-- start Dataset rows --

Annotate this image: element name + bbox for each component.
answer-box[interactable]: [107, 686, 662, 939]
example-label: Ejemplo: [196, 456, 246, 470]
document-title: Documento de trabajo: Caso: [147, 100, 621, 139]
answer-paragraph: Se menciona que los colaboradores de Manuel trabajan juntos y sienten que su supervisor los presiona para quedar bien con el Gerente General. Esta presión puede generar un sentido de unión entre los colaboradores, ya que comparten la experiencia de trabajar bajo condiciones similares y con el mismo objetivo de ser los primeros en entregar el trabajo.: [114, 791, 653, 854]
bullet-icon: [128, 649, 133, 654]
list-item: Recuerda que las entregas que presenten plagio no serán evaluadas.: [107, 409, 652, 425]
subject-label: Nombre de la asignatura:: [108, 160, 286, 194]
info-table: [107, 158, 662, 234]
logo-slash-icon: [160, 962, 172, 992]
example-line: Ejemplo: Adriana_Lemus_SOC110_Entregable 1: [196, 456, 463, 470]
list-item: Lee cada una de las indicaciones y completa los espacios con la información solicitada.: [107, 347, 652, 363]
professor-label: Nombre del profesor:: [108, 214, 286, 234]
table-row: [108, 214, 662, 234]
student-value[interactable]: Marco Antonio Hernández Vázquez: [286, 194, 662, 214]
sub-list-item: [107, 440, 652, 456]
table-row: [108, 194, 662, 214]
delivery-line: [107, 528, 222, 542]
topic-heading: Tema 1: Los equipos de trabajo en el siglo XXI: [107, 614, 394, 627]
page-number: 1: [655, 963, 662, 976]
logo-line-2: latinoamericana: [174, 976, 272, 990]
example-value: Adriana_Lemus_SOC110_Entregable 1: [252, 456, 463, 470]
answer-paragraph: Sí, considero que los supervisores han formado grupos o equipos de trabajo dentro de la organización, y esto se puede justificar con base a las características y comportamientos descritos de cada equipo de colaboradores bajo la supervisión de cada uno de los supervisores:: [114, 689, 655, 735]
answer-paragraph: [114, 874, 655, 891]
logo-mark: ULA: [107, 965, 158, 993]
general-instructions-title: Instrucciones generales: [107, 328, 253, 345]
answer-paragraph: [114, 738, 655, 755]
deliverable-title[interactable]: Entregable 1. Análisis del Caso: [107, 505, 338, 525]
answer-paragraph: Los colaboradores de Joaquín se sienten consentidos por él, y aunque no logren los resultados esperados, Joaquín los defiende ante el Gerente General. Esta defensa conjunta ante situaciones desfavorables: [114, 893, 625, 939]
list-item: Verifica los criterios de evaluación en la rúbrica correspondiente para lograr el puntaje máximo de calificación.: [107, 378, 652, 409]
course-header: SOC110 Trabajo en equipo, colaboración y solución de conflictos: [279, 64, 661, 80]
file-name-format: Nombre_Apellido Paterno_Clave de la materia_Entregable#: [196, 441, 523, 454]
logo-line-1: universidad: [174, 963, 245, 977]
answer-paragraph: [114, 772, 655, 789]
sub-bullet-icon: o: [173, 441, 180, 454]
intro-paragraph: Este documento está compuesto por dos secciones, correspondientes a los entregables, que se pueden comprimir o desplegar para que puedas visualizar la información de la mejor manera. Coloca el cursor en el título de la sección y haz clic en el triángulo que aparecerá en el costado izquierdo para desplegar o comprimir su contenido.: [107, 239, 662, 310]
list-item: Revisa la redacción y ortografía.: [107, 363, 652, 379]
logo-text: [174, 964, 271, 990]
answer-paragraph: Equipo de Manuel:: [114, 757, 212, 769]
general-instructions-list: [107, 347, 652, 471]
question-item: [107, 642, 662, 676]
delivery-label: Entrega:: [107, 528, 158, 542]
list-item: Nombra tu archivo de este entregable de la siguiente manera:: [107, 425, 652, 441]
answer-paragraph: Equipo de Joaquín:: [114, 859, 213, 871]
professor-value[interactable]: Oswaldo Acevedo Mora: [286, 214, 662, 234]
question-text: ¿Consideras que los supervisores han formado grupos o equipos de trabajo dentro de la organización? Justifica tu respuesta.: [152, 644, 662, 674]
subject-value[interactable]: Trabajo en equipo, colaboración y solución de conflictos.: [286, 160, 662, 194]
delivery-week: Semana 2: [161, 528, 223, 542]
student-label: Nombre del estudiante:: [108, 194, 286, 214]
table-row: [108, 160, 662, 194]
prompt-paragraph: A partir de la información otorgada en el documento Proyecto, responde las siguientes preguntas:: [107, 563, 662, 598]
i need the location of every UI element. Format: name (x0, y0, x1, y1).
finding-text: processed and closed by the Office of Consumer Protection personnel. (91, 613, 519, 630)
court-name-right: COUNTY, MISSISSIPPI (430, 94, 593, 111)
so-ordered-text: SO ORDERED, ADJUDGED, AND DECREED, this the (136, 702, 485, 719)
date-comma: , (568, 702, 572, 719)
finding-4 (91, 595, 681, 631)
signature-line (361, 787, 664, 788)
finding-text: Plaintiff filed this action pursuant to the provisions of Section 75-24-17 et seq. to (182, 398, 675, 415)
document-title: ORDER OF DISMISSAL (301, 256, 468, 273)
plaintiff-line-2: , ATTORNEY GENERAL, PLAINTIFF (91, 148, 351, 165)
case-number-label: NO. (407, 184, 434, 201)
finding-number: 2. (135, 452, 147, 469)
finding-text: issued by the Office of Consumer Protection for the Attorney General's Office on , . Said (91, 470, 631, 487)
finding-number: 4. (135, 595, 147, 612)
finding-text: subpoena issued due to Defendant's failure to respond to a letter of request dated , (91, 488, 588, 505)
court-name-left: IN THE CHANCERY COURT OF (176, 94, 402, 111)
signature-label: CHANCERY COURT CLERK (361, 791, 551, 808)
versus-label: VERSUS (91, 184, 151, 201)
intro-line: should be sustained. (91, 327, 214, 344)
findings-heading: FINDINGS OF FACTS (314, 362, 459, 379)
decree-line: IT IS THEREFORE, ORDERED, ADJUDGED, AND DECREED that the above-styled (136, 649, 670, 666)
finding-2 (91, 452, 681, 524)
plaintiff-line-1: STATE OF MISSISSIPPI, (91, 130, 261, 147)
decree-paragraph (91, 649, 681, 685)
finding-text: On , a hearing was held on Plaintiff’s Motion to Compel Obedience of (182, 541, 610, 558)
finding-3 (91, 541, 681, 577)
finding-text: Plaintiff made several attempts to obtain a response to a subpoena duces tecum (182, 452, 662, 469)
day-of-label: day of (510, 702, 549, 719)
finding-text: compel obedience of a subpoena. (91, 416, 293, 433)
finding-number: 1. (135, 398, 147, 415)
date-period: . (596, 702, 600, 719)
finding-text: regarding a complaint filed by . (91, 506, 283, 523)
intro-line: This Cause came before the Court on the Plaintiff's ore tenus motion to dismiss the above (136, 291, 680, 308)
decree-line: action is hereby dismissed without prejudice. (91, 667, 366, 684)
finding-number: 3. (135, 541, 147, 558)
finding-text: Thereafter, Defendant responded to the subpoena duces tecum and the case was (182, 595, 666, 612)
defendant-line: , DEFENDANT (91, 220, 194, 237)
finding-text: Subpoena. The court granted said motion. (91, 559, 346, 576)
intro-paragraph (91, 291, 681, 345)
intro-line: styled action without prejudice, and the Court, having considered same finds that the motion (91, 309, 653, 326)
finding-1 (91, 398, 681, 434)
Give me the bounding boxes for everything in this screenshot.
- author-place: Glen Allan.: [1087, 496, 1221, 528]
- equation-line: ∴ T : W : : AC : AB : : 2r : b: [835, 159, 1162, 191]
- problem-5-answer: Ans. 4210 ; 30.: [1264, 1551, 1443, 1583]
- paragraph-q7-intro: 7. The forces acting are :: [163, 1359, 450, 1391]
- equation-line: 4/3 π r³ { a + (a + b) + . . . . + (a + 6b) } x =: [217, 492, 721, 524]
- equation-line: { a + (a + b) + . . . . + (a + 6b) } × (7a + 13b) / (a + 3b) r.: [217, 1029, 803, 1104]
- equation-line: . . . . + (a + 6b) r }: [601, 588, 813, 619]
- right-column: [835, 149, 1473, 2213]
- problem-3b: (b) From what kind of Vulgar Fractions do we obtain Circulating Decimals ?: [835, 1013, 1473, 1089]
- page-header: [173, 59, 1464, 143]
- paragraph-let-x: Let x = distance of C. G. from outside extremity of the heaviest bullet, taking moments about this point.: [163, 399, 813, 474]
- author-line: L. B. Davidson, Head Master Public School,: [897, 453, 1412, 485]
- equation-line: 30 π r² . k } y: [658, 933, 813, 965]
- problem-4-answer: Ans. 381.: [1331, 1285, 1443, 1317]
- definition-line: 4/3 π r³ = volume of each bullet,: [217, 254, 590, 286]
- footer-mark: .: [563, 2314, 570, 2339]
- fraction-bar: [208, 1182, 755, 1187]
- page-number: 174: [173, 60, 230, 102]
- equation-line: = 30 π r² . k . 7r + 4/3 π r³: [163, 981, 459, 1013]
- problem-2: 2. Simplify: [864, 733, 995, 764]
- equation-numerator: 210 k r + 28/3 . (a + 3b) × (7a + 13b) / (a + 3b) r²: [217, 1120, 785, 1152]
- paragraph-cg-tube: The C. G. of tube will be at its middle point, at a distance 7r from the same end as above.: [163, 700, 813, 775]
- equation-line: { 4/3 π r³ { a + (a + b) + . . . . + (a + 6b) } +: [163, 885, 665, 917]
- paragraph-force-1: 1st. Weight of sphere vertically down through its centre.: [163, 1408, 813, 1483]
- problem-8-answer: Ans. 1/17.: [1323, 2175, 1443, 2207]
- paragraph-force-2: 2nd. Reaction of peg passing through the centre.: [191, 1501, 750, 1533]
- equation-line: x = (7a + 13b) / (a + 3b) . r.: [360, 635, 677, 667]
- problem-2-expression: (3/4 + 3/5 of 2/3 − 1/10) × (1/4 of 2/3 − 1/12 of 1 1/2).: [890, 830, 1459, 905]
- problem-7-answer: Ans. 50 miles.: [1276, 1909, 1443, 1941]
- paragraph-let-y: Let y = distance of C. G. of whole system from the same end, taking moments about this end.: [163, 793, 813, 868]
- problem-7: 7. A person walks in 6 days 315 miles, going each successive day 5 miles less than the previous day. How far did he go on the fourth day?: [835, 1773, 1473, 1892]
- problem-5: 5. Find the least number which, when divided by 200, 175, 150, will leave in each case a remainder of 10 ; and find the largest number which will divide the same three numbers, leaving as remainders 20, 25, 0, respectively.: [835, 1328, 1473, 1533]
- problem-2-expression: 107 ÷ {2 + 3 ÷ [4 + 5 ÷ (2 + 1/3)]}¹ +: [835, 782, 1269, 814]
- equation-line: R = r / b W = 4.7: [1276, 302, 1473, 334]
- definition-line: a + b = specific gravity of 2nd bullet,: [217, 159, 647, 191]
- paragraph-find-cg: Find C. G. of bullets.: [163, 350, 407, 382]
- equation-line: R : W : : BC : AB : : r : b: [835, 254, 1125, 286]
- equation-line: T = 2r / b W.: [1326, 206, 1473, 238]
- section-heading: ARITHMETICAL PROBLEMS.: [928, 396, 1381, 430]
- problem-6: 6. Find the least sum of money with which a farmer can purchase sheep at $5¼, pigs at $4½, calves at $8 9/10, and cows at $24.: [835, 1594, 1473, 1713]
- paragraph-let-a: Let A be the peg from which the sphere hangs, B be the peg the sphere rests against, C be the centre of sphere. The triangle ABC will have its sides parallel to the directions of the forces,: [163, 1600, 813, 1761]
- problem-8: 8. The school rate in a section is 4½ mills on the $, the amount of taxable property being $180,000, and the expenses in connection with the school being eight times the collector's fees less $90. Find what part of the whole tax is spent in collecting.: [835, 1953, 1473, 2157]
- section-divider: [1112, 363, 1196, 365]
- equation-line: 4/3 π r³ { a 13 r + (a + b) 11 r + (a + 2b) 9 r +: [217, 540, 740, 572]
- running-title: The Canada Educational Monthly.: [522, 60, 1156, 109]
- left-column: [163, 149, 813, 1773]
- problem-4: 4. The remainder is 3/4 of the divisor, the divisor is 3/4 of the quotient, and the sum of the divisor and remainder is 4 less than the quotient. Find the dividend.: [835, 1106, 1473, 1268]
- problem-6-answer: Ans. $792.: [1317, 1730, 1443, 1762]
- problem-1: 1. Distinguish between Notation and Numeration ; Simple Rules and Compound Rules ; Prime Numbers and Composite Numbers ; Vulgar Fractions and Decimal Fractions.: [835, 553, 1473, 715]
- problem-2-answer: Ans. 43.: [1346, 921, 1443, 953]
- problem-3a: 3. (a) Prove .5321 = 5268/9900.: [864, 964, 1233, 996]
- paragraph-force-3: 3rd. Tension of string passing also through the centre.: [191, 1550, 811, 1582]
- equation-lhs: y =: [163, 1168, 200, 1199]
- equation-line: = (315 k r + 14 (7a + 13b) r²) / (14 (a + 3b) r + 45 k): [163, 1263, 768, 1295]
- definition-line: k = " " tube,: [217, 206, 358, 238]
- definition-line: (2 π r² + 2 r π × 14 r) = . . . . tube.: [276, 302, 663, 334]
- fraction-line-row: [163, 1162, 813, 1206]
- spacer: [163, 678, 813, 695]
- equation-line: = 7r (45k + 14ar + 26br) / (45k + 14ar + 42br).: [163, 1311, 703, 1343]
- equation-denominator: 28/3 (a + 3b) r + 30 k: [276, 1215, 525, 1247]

-- end Dataset rows --

• Problem to solve:
Reproduce, unchanged, the part of the records that opens at the very start and closes with the line containing "document-title: Documento de", including that line.

• Response:
Annotate this image: element name + bbox for each component.
answer-box[interactable]: [107, 686, 662, 939]
example-label: Ejemplo: [196, 456, 246, 470]
document-title: Documento de trabajo: Caso: [147, 100, 621, 139]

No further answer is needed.